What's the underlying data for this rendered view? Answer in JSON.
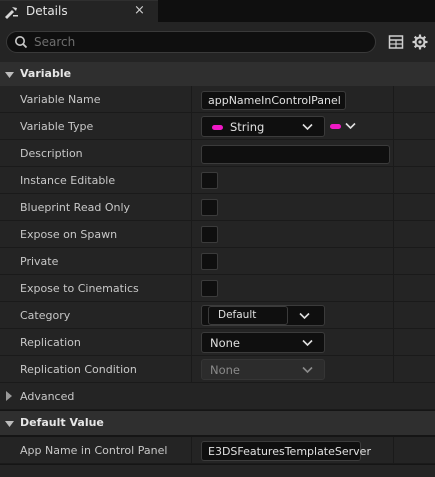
{
  "tab": {
    "title": "Details",
    "close": "×"
  },
  "search": {
    "placeholder": "Search",
    "value": ""
  },
  "sections": {
    "variable": "Variable",
    "default_value": "Default Value"
  },
  "properties": {
    "variable_name": {
      "label": "Variable Name",
      "value": "appNameInControlPanel"
    },
    "variable_type": {
      "label": "Variable Type",
      "value": "String",
      "pin_color": "#f019c6"
    },
    "description": {
      "label": "Description",
      "value": ""
    },
    "instance_editable": {
      "label": "Instance Editable",
      "checked": false
    },
    "blueprint_read_only": {
      "label": "Blueprint Read Only",
      "checked": false
    },
    "expose_on_spawn": {
      "label": "Expose on Spawn",
      "checked": false
    },
    "private": {
      "label": "Private",
      "checked": false
    },
    "expose_to_cinematics": {
      "label": "Expose to Cinematics",
      "checked": false
    },
    "category": {
      "label": "Category",
      "value": "Default"
    },
    "replication": {
      "label": "Replication",
      "value": "None"
    },
    "replication_condition": {
      "label": "Replication Condition",
      "value": "None"
    }
  },
  "advanced": {
    "label": "Advanced"
  },
  "default_value": {
    "label": "App Name in Control Panel",
    "value": "E3DSFeaturesTemplateServer"
  },
  "icons": {
    "tab": "details-icon",
    "search": "search-icon",
    "table_view": "table-view-icon",
    "settings": "gear-icon"
  }
}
· · · · ·
**GIVEN PROBLEM**: Pick each line holding the word "view" out of the listing.

**REPLY TO THE EXERCISE**:
What's the underlying data for this rendered view? Answer in JSON.
    "table_view": "table-view-icon",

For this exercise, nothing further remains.